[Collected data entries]
___
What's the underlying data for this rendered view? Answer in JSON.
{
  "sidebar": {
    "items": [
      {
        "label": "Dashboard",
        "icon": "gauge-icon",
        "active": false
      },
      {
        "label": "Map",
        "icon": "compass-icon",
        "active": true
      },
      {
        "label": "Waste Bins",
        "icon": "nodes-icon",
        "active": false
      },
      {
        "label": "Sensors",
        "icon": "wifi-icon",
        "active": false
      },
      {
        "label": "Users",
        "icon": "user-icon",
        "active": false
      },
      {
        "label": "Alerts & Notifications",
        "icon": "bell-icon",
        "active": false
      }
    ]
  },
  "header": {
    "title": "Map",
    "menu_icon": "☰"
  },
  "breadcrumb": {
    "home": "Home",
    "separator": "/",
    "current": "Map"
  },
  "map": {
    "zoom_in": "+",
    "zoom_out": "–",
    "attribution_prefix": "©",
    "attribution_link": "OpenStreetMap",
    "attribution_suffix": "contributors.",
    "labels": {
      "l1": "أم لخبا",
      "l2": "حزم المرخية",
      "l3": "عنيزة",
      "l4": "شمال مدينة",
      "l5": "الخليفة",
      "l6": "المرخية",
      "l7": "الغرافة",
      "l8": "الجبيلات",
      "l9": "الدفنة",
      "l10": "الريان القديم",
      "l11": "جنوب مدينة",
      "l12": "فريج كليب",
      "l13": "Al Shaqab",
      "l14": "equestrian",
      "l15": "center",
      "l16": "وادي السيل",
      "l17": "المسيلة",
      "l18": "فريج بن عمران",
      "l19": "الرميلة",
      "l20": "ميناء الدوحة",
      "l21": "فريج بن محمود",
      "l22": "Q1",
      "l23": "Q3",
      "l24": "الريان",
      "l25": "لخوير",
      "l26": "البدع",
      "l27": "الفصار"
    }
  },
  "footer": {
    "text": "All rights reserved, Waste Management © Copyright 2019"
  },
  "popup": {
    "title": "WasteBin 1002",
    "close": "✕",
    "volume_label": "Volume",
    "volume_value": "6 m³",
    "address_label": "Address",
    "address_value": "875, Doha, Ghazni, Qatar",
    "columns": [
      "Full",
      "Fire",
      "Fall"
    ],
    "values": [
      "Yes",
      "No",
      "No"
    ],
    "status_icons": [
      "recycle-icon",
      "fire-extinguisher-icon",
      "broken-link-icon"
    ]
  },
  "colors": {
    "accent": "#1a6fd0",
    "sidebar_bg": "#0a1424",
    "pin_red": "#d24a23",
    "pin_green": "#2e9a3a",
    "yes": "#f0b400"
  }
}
___
[PROBLEM]:
Extract, word for word, each line of the listing above.

[SOLUTION TO THIS TASK]:
What's the underlying data for this rendered view? Answer in JSON.
{
  "sidebar": {
    "items": [
      {
        "label": "Dashboard",
        "icon": "gauge-icon",
        "active": false
      },
      {
        "label": "Map",
        "icon": "compass-icon",
        "active": true
      },
      {
        "label": "Waste Bins",
        "icon": "nodes-icon",
        "active": false
      },
      {
        "label": "Sensors",
        "icon": "wifi-icon",
        "active": false
      },
      {
        "label": "Users",
        "icon": "user-icon",
        "active": false
      },
      {
        "label": "Alerts & Notifications",
        "icon": "bell-icon",
        "active": false
      }
    ]
  },
  "header": {
    "title": "Map",
    "menu_icon": "☰"
  },
  "breadcrumb": {
    "home": "Home",
    "separator": "/",
    "current": "Map"
  },
  "map": {
    "zoom_in": "+",
    "zoom_out": "–",
    "attribution_prefix": "©",
    "attribution_link": "OpenStreetMap",
    "attribution_suffix": "contributors.",
    "labels": {
      "l1": "أم لخبا",
      "l2": "حزم المرخية",
      "l3": "عنيزة",
      "l4": "شمال مدينة",
      "l5": "الخليفة",
      "l6": "المرخية",
      "l7": "الغرافة",
      "l8": "الجبيلات",
      "l9": "الدفنة",
      "l10": "الريان القديم",
      "l11": "جنوب مدينة",
      "l12": "فريج كليب",
      "l13": "Al Shaqab",
      "l14": "equestrian",
      "l15": "center",
      "l16": "وادي السيل",
      "l17": "المسيلة",
      "l18": "فريج بن عمران",
      "l19": "الرميلة",
      "l20": "ميناء الدوحة",
      "l21": "فريج بن محمود",
      "l22": "Q1",
      "l23": "Q3",
      "l24": "الريان",
      "l25": "لخوير",
      "l26": "البدع",
      "l27": "الفصار"
    }
  },
  "footer": {
    "text": "All rights reserved, Waste Management © Copyright 2019"
  },
  "popup": {
    "title": "WasteBin 1002",
    "close": "✕",
    "volume_label": "Volume",
    "volume_value": "6 m³",
    "address_label": "Address",
    "address_value": "875, Doha, Ghazni, Qatar",
    "columns": [
      "Full",
      "Fire",
      "Fall"
    ],
    "values": [
      "Yes",
      "No",
      "No"
    ],
    "status_icons": [
      "recycle-icon",
      "fire-extinguisher-icon",
      "broken-link-icon"
    ]
  },
  "colors": {
    "accent": "#1a6fd0",
    "sidebar_bg": "#0a1424",
    "pin_red": "#d24a23",
    "pin_green": "#2e9a3a",
    "yes": "#f0b400"
  }
}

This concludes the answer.